■ Task brief ■
Copy the material from its first line through the line with "status-time: 5:26: [252, 50, 282, 67]", replacing each "interactable" with "clickable" and keeping everything else the same.

☆ ☆ ☆ ☆ ☆

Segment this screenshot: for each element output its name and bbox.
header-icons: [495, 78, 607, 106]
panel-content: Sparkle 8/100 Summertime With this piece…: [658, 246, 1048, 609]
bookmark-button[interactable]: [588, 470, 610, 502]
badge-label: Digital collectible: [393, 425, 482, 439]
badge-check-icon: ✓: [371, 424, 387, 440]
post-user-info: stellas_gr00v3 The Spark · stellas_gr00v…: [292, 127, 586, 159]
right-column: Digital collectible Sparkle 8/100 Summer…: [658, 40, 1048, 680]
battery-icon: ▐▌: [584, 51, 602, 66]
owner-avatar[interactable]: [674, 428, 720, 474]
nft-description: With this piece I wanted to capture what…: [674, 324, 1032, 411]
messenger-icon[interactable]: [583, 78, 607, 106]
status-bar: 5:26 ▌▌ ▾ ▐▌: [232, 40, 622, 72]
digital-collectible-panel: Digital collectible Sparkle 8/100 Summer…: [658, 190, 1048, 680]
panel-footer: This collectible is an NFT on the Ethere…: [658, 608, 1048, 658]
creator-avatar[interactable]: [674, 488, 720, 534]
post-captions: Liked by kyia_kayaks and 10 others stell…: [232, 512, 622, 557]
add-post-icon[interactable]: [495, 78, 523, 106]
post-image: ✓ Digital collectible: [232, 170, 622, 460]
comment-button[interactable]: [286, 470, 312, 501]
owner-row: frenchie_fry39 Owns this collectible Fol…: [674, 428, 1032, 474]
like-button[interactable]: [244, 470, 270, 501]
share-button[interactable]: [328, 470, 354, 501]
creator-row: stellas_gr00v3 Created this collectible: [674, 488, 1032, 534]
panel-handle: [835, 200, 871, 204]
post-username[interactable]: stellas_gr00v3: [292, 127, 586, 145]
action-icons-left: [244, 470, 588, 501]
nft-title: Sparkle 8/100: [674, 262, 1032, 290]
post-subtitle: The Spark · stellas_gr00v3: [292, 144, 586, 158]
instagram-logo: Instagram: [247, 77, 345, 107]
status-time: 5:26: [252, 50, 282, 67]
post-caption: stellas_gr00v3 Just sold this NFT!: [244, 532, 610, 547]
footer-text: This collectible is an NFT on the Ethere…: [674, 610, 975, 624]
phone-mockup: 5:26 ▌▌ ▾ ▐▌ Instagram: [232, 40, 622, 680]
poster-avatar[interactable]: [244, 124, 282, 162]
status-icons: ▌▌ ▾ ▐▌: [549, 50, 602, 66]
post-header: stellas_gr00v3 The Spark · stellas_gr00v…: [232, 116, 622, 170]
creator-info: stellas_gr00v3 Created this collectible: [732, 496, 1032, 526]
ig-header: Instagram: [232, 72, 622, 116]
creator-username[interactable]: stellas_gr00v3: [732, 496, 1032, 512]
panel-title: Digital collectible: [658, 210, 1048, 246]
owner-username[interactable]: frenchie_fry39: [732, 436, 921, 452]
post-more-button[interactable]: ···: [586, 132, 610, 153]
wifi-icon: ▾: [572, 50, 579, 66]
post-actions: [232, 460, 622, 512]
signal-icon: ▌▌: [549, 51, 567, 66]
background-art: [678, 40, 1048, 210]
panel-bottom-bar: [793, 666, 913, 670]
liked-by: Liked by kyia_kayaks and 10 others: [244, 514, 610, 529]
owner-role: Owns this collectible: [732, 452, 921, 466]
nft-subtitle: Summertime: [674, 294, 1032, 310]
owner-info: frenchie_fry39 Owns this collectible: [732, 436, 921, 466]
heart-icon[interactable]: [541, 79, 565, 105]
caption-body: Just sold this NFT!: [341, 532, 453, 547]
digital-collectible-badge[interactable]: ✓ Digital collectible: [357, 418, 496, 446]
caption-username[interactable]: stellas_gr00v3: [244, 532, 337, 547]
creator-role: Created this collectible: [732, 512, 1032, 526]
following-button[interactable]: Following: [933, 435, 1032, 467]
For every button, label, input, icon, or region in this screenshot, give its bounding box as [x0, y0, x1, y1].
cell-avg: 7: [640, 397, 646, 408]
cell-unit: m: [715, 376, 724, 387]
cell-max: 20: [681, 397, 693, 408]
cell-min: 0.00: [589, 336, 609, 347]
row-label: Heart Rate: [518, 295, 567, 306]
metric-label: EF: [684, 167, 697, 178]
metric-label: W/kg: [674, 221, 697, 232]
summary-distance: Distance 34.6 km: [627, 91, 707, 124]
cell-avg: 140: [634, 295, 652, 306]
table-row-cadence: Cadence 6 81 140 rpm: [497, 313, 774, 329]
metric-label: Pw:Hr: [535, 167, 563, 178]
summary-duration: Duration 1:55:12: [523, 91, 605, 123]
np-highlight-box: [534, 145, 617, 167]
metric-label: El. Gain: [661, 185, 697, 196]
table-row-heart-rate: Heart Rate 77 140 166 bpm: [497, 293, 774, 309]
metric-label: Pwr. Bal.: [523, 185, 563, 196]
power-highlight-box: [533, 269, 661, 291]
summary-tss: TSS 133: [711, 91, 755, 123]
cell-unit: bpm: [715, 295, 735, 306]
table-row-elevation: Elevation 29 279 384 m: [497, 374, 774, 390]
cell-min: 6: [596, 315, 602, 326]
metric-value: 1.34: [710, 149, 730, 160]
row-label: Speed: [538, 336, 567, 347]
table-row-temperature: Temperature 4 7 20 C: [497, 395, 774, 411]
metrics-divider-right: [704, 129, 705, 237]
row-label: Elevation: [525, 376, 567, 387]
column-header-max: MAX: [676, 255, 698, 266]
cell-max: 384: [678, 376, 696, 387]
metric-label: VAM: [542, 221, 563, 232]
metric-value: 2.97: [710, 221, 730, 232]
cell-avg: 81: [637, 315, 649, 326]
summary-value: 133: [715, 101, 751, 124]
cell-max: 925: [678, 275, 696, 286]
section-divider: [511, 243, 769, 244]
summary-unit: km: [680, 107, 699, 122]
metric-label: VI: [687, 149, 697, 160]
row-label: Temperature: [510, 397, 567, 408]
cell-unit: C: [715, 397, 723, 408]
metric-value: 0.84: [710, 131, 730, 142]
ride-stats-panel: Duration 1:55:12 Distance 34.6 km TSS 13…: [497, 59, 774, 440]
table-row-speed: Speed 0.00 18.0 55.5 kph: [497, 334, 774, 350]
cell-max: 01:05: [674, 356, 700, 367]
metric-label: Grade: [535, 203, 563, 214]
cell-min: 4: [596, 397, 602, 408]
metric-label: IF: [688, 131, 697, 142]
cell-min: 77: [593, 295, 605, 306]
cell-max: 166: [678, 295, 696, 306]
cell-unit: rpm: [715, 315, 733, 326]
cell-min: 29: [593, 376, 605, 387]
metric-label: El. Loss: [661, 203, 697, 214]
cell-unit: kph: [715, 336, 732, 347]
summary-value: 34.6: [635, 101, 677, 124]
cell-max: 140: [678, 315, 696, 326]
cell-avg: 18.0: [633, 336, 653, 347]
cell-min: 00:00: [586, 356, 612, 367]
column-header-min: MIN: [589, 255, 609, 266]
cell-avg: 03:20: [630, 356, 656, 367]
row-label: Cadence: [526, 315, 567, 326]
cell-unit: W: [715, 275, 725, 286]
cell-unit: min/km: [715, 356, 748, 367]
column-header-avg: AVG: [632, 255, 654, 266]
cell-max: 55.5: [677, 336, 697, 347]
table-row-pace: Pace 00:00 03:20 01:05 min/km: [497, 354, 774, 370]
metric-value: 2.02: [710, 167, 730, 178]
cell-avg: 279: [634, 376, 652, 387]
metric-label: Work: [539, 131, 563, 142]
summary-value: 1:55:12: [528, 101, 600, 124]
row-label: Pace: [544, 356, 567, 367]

☆ ☆ ☆ ☆ ☆

■ Complete answer ■
Segment this screenshot: for each element output its name and bbox.
header-icons: [495, 78, 607, 106]
panel-content: Sparkle 8/100 Summertime With this piece…: [658, 246, 1048, 609]
bookmark-button[clickable]: [588, 470, 610, 502]
badge-label: Digital collectible: [393, 425, 482, 439]
badge-check-icon: ✓: [371, 424, 387, 440]
post-user-info: stellas_gr00v3 The Spark · stellas_gr00v…: [292, 127, 586, 159]
right-column: Digital collectible Sparkle 8/100 Summer…: [658, 40, 1048, 680]
battery-icon: ▐▌: [584, 51, 602, 66]
owner-avatar[clickable]: [674, 428, 720, 474]
nft-description: With this piece I wanted to capture what…: [674, 324, 1032, 411]
messenger-icon[clickable]: [583, 78, 607, 106]
status-bar: 5:26 ▌▌ ▾ ▐▌: [232, 40, 622, 72]
digital-collectible-panel: Digital collectible Sparkle 8/100 Summer…: [658, 190, 1048, 680]
panel-footer: This collectible is an NFT on the Ethere…: [658, 608, 1048, 658]
creator-avatar[clickable]: [674, 488, 720, 534]
post-captions: Liked by kyia_kayaks and 10 others stell…: [232, 512, 622, 557]
add-post-icon[clickable]: [495, 78, 523, 106]
post-image: ✓ Digital collectible: [232, 170, 622, 460]
comment-button[clickable]: [286, 470, 312, 501]
owner-row: frenchie_fry39 Owns this collectible Fol…: [674, 428, 1032, 474]
like-button[clickable]: [244, 470, 270, 501]
share-button[clickable]: [328, 470, 354, 501]
creator-row: stellas_gr00v3 Created this collectible: [674, 488, 1032, 534]
panel-handle: [835, 200, 871, 204]
post-username[clickable]: stellas_gr00v3: [292, 127, 586, 145]
action-icons-left: [244, 470, 588, 501]
nft-title: Sparkle 8/100: [674, 262, 1032, 290]
post-subtitle: The Spark · stellas_gr00v3: [292, 144, 586, 158]
instagram-logo: Instagram: [247, 77, 345, 107]
status-time: 5:26: [252, 50, 282, 67]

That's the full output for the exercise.